::: Given records
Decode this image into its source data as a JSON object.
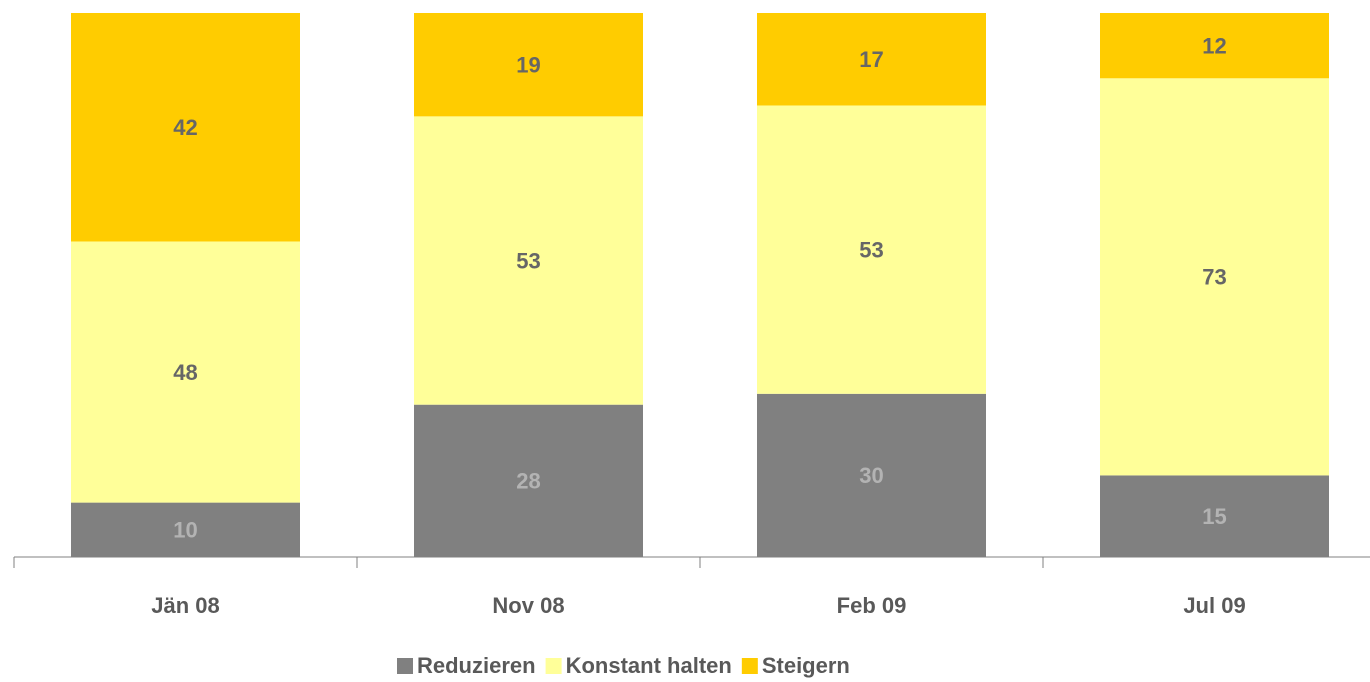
{
  "chart_data": {
    "type": "stacked_bar",
    "categories": [
      "Jän 08",
      "Nov 08",
      "Feb 09",
      "Jul 09"
    ],
    "series": [
      {
        "name": "Reduzieren",
        "color": "#808080",
        "values": [
          10,
          28,
          30,
          15
        ]
      },
      {
        "name": "Konstant halten",
        "color": "#ffff99",
        "values": [
          48,
          53,
          53,
          73
        ]
      },
      {
        "name": "Steigern",
        "color": "#ffcc00",
        "values": [
          42,
          19,
          17,
          12
        ]
      }
    ],
    "ylim": [
      0,
      100
    ],
    "legend": "bottom"
  }
}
::::::
(The exercise): Pull out every line containing "name".

(Written response):
        "name": "Reduzieren",
        "name": "Konstant halten",
        "name": "Steigern",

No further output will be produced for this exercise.